• Aim: Where a line contains the word "социальный", copy that line in full.

==============================

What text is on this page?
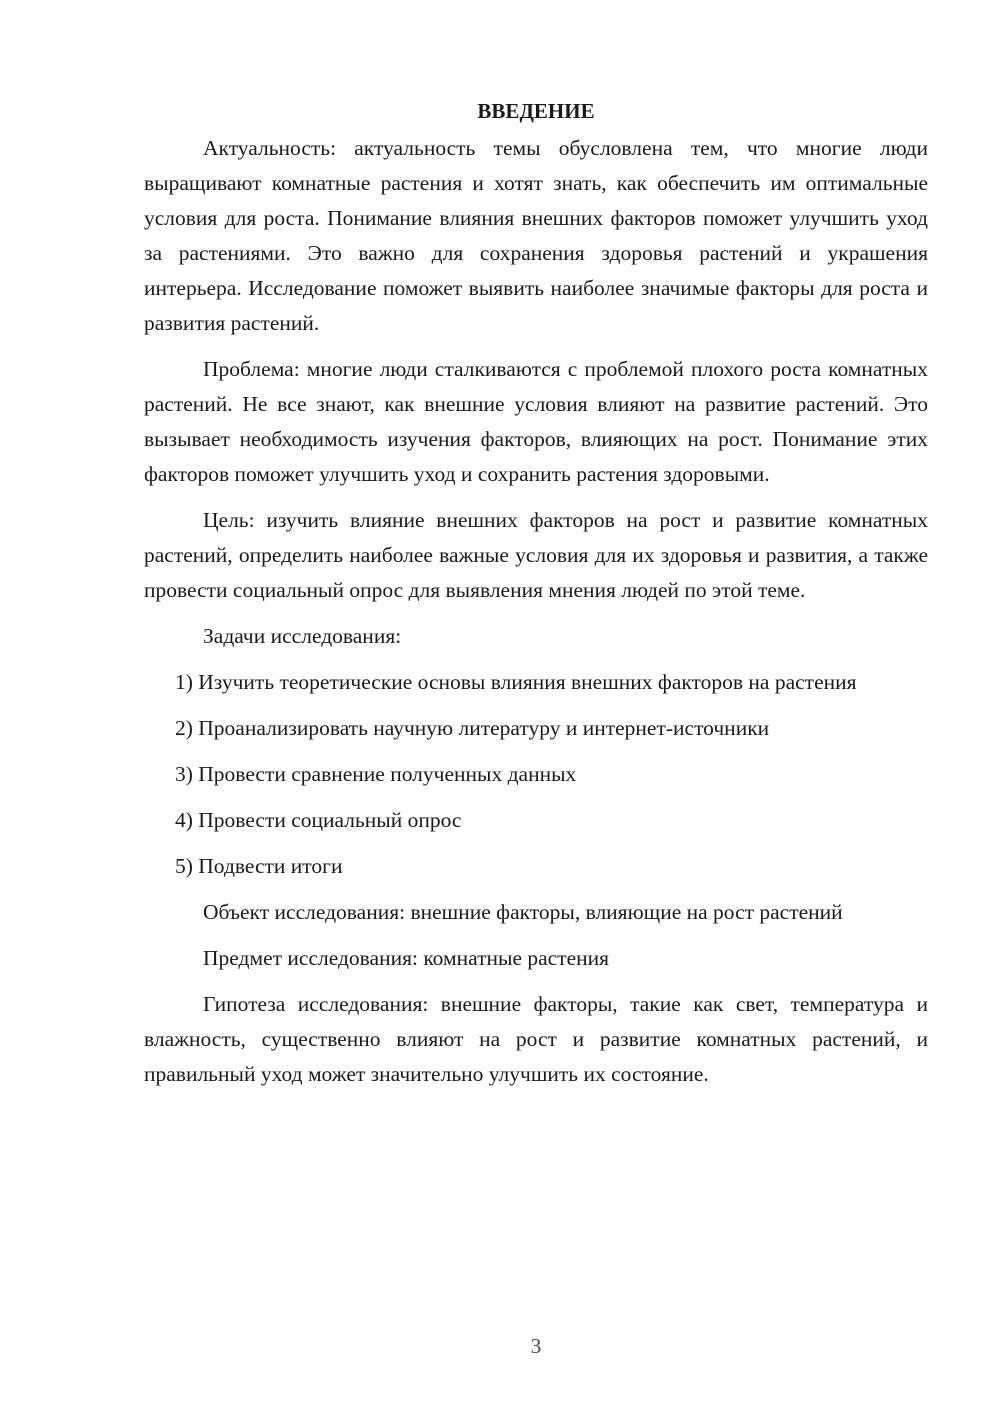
ВВЕДЕНИЕ

Актуальность: актуальность темы обусловлена тем, что многие люди выращивают комнатные растения и хотят знать, как обеспечить им оптимальные условия для роста. Понимание влияния внешних факторов поможет улучшить уход за растениями. Это важно для сохранения здоровья растений и украшения интерьера. Исследование поможет выявить наиболее значимые факторы для роста и развития растений.

Проблема: многие люди сталкиваются с проблемой плохого роста комнатных растений. Не все знают, как внешние условия влияют на развитие растений. Это вызывает необходимость изучения факторов, влияющих на рост. Понимание этих факторов поможет улучшить уход и сохранить растения здоровыми.

Цель: изучить влияние внешних факторов на рост и развитие комнатных растений, определить наиболее важные условия для их здоровья и развития, а также провести социальный опрос для выявления мнения людей по этой теме.

Задачи исследования:

1) Изучить теоретические основы влияния внешних факторов на растения

2) Проанализировать научную литературу и интернет-источники

3) Провести сравнение полученных данных

4) Провести социальный опрос

5) Подвести итоги

Объект исследования: внешние факторы, влияющие на рост растений

Предмет исследования: комнатные растения

Гипотеза исследования: внешние факторы, такие как свет, температура и влажность, существенно влияют на рост и развитие комнатных растений, и правильный уход может значительно улучшить их состояние.

3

==============================

• Answer in full:
Цель: изучить влияние внешних факторов на рост и развитие комнатных растений, определить наиболее важные условия для их здоровья и развития, а также провести социальный опрос для выявления мнения людей по этой теме.
4) Провести социальный опрос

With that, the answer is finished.